*EXERCISE GOAL*
Your task is to reproduce the material exactly.

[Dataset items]
********************
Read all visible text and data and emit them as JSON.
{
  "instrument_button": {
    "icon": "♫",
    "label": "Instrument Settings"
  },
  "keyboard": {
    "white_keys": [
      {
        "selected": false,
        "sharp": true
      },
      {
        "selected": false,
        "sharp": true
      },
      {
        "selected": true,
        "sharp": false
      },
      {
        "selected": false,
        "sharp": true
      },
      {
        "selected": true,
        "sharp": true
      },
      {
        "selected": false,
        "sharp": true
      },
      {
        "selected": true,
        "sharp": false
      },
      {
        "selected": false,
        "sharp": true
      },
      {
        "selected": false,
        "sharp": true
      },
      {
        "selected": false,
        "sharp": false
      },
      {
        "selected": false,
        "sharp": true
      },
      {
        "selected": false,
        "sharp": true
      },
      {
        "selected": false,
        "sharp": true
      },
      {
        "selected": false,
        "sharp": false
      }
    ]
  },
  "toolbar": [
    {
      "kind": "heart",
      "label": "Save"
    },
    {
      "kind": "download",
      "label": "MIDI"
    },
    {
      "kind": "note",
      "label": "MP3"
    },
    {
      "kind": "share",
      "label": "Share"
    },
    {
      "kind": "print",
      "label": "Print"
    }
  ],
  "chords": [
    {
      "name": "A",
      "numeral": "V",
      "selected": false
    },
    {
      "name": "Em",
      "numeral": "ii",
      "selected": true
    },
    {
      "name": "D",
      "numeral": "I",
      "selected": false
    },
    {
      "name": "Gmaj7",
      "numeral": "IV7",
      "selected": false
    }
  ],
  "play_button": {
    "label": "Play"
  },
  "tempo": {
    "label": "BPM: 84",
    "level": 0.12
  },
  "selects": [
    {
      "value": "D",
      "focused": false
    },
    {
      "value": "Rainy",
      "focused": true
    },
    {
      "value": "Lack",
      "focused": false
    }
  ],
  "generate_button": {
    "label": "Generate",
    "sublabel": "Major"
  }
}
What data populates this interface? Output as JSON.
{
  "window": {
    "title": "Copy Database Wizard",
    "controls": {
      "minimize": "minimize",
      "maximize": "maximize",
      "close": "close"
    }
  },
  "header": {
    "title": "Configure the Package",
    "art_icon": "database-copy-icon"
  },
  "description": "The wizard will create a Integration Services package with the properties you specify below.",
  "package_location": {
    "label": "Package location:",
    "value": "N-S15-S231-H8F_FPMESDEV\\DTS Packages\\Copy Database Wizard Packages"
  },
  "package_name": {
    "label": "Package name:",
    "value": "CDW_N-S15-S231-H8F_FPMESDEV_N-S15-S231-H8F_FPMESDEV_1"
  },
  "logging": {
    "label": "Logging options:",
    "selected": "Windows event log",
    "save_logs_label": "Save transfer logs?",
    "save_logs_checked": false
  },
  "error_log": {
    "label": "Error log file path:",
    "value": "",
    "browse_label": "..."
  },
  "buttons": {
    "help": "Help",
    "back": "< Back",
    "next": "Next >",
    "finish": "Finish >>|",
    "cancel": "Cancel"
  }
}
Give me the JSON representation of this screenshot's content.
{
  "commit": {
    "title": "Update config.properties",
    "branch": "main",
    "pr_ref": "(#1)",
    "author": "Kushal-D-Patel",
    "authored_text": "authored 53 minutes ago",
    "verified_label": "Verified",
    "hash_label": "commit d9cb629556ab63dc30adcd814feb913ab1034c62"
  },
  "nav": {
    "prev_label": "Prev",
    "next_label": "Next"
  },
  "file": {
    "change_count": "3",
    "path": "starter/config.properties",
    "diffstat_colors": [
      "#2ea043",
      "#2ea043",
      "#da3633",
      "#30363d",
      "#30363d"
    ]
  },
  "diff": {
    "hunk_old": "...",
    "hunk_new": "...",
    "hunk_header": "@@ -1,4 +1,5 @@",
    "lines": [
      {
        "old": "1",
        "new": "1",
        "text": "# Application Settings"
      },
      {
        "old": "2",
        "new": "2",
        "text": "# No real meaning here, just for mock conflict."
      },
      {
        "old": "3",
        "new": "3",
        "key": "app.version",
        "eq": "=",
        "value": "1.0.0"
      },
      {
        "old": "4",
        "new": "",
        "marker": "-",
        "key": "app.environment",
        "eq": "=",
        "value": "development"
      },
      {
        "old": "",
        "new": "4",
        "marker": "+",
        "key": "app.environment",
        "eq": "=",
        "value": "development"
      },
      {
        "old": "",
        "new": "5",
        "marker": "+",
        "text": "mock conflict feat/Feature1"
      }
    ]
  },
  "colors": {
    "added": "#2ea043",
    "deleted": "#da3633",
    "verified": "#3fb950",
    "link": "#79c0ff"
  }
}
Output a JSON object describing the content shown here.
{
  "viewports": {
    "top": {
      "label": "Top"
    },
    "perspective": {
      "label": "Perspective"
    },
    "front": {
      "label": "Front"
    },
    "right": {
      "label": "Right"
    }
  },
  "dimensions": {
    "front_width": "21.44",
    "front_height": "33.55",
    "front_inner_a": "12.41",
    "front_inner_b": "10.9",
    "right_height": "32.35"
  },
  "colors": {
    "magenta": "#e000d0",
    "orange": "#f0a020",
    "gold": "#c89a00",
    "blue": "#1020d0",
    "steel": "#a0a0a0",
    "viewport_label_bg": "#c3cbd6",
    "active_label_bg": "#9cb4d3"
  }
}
********************
*COMPLETED TASK*
Read all visible text and data and emit them as JSON.
{
  "instrument_button": {
    "icon": "♫",
    "label": "Instrument Settings"
  },
  "keyboard": {
    "white_keys": [
      {
        "selected": false,
        "sharp": true
      },
      {
        "selected": false,
        "sharp": true
      },
      {
        "selected": true,
        "sharp": false
      },
      {
        "selected": false,
        "sharp": true
      },
      {
        "selected": true,
        "sharp": true
      },
      {
        "selected": false,
        "sharp": true
      },
      {
        "selected": true,
        "sharp": false
      },
      {
        "selected": false,
        "sharp": true
      },
      {
        "selected": false,
        "sharp": true
      },
      {
        "selected": false,
        "sharp": false
      },
      {
        "selected": false,
        "sharp": true
      },
      {
        "selected": false,
        "sharp": true
      },
      {
        "selected": false,
        "sharp": true
      },
      {
        "selected": false,
        "sharp": false
      }
    ]
  },
  "toolbar": [
    {
      "kind": "heart",
      "label": "Save"
    },
    {
      "kind": "download",
      "label": "MIDI"
    },
    {
      "kind": "note",
      "label": "MP3"
    },
    {
      "kind": "share",
      "label": "Share"
    },
    {
      "kind": "print",
      "label": "Print"
    }
  ],
  "chords": [
    {
      "name": "A",
      "numeral": "V",
      "selected": false
    },
    {
      "name": "Em",
      "numeral": "ii",
      "selected": true
    },
    {
      "name": "D",
      "numeral": "I",
      "selected": false
    },
    {
      "name": "Gmaj7",
      "numeral": "IV7",
      "selected": false
    }
  ],
  "play_button": {
    "label": "Play"
  },
  "tempo": {
    "label": "BPM: 84",
    "level": 0.12
  },
  "selects": [
    {
      "value": "D",
      "focused": false
    },
    {
      "value": "Rainy",
      "focused": true
    },
    {
      "value": "Lack",
      "focused": false
    }
  ],
  "generate_button": {
    "label": "Generate",
    "sublabel": "Major"
  }
}
What data populates this interface? Output as JSON.
{
  "window": {
    "title": "Copy Database Wizard",
    "controls": {
      "minimize": "minimize",
      "maximize": "maximize",
      "close": "close"
    }
  },
  "header": {
    "title": "Configure the Package",
    "art_icon": "database-copy-icon"
  },
  "description": "The wizard will create a Integration Services package with the properties you specify below.",
  "package_location": {
    "label": "Package location:",
    "value": "N-S15-S231-H8F_FPMESDEV\\DTS Packages\\Copy Database Wizard Packages"
  },
  "package_name": {
    "label": "Package name:",
    "value": "CDW_N-S15-S231-H8F_FPMESDEV_N-S15-S231-H8F_FPMESDEV_1"
  },
  "logging": {
    "label": "Logging options:",
    "selected": "Windows event log",
    "save_logs_label": "Save transfer logs?",
    "save_logs_checked": false
  },
  "error_log": {
    "label": "Error log file path:",
    "value": "",
    "browse_label": "..."
  },
  "buttons": {
    "help": "Help",
    "back": "< Back",
    "next": "Next >",
    "finish": "Finish >>|",
    "cancel": "Cancel"
  }
}
Give me the JSON representation of this screenshot's content.
{
  "commit": {
    "title": "Update config.properties",
    "branch": "main",
    "pr_ref": "(#1)",
    "author": "Kushal-D-Patel",
    "authored_text": "authored 53 minutes ago",
    "verified_label": "Verified",
    "hash_label": "commit d9cb629556ab63dc30adcd814feb913ab1034c62"
  },
  "nav": {
    "prev_label": "Prev",
    "next_label": "Next"
  },
  "file": {
    "change_count": "3",
    "path": "starter/config.properties",
    "diffstat_colors": [
      "#2ea043",
      "#2ea043",
      "#da3633",
      "#30363d",
      "#30363d"
    ]
  },
  "diff": {
    "hunk_old": "...",
    "hunk_new": "...",
    "hunk_header": "@@ -1,4 +1,5 @@",
    "lines": [
      {
        "old": "1",
        "new": "1",
        "text": "# Application Settings"
      },
      {
        "old": "2",
        "new": "2",
        "text": "# No real meaning here, just for mock conflict."
      },
      {
        "old": "3",
        "new": "3",
        "key": "app.version",
        "eq": "=",
        "value": "1.0.0"
      },
      {
        "old": "4",
        "new": "",
        "marker": "-",
        "key": "app.environment",
        "eq": "=",
        "value": "development"
      },
      {
        "old": "",
        "new": "4",
        "marker": "+",
        "key": "app.environment",
        "eq": "=",
        "value": "development"
      },
      {
        "old": "",
        "new": "5",
        "marker": "+",
        "text": "mock conflict feat/Feature1"
      }
    ]
  },
  "colors": {
    "added": "#2ea043",
    "deleted": "#da3633",
    "verified": "#3fb950",
    "link": "#79c0ff"
  }
}
Output a JSON object describing the content shown here.
{
  "viewports": {
    "top": {
      "label": "Top"
    },
    "perspective": {
      "label": "Perspective"
    },
    "front": {
      "label": "Front"
    },
    "right": {
      "label": "Right"
    }
  },
  "dimensions": {
    "front_width": "21.44",
    "front_height": "33.55",
    "front_inner_a": "12.41",
    "front_inner_b": "10.9",
    "right_height": "32.35"
  },
  "colors": {
    "magenta": "#e000d0",
    "orange": "#f0a020",
    "gold": "#c89a00",
    "blue": "#1020d0",
    "steel": "#a0a0a0",
    "viewport_label_bg": "#c3cbd6",
    "active_label_bg": "#9cb4d3"
  }
}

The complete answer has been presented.